WORK TO BE COMPLETED —
Write out every entry, unchanged. Skip any picture.

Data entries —

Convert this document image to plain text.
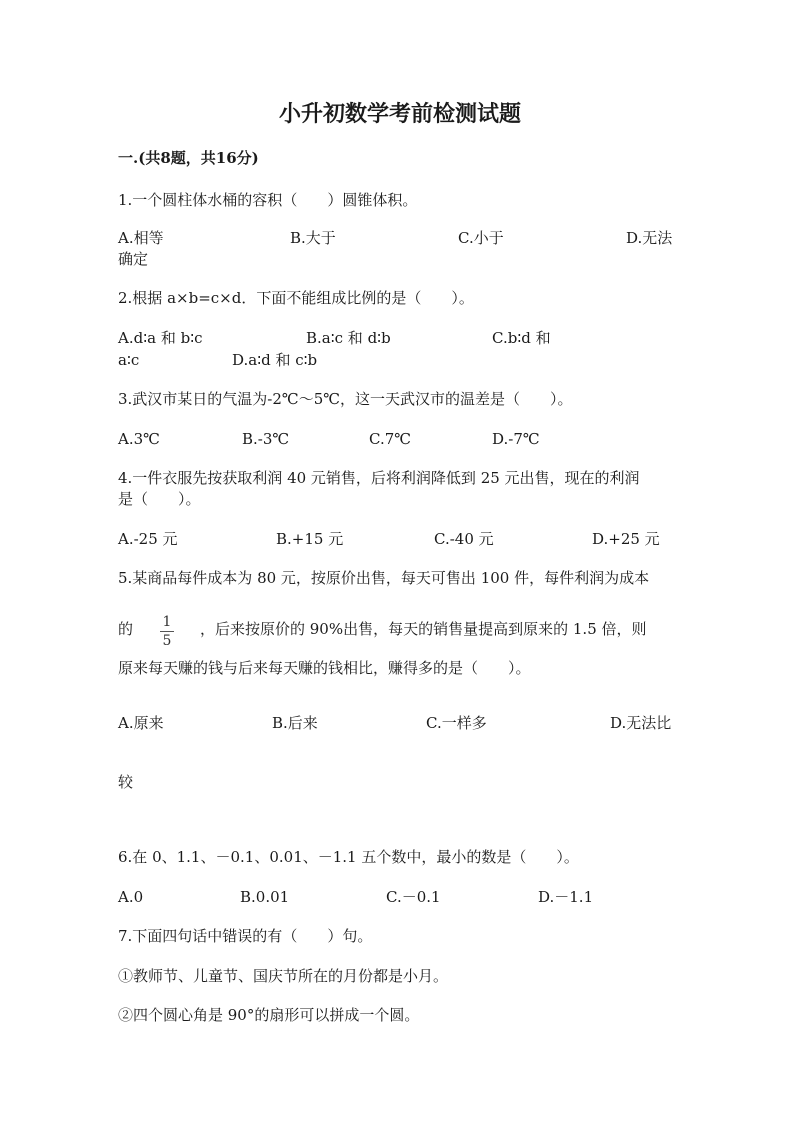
小升初数学考前检测试题
一.(共8题，共16分)
1.一个圆柱体水桶的容积（　　）圆锥体积。
A.相等	B.大于	C.小于	D.无法
确定
2.根据 a×b=c×d．下面不能组成比例的是（　　）。
A.d∶a 和 b∶c	B.a∶c 和 d∶b	C.b∶d 和
a∶c	D.a∶d 和 c∶b
3.武汉市某日的气温为-2℃～5℃，这一天武汉市的温差是（　　）。
A.3℃	B.-3℃	C.7℃	D.-7℃
4.一件衣服先按获取利润 40 元销售，后将利润降低到 25 元出售，现在的利润
是（　　）。
A.-25 元	B.+15 元	C.-40 元	D.+25 元
5.某商品每件成本为 80 元，按原价出售，每天可售出 100 件，每件利润为成本
的 1
5
，后来按原价的 90%出售，每天的销售量提高到原来的 1.5 倍，则
原来每天赚的钱与后来每天赚的钱相比，赚得多的是（　　）。
A.原来	B.后来	C.一样多	D.无法比
较
6.在 0、1.1、－0.1、0.01、－1.1 五个数中，最小的数是（　　）。
A.0	B.0.01	C.－0.1	D.－1.1
7.下面四句话中错误的有（　　）句。
①教师节、儿童节、国庆节所在的月份都是小月。
②四个圆心角是 90°的扇形可以拼成一个圆。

FINISHED EXERCISE —
Convert this document image to plain text.
小升初数学考前检测试题
一.(共8题，共16分)
1.一个圆柱体水桶的容积（　　）圆锥体积。
A.相等	B.大于	C.小于	D.无法
确定
2.根据 a×b=c×d．下面不能组成比例的是（　　）。
A.d∶a 和 b∶c	B.a∶c 和 d∶b	C.b∶d 和
a∶c	D.a∶d 和 c∶b
3.武汉市某日的气温为-2℃～5℃，这一天武汉市的温差是（　　）。
A.3℃	B.-3℃	C.7℃	D.-7℃
4.一件衣服先按获取利润 40 元销售，后将利润降低到 25 元出售，现在的利润
是（　　）。
A.-25 元	B.+15 元	C.-40 元	D.+25 元
5.某商品每件成本为 80 元，按原价出售，每天可售出 100 件，每件利润为成本
的 1
5
，后来按原价的 90%出售，每天的销售量提高到原来的 1.5 倍，则
原来每天赚的钱与后来每天赚的钱相比，赚得多的是（　　）。
A.原来	B.后来	C.一样多	D.无法比
较
6.在 0、1.1、－0.1、0.01、－1.1 五个数中，最小的数是（　　）。
A.0	B.0.01	C.－0.1	D.－1.1
7.下面四句话中错误的有（　　）句。
①教师节、儿童节、国庆节所在的月份都是小月。
②四个圆心角是 90°的扇形可以拼成一个圆。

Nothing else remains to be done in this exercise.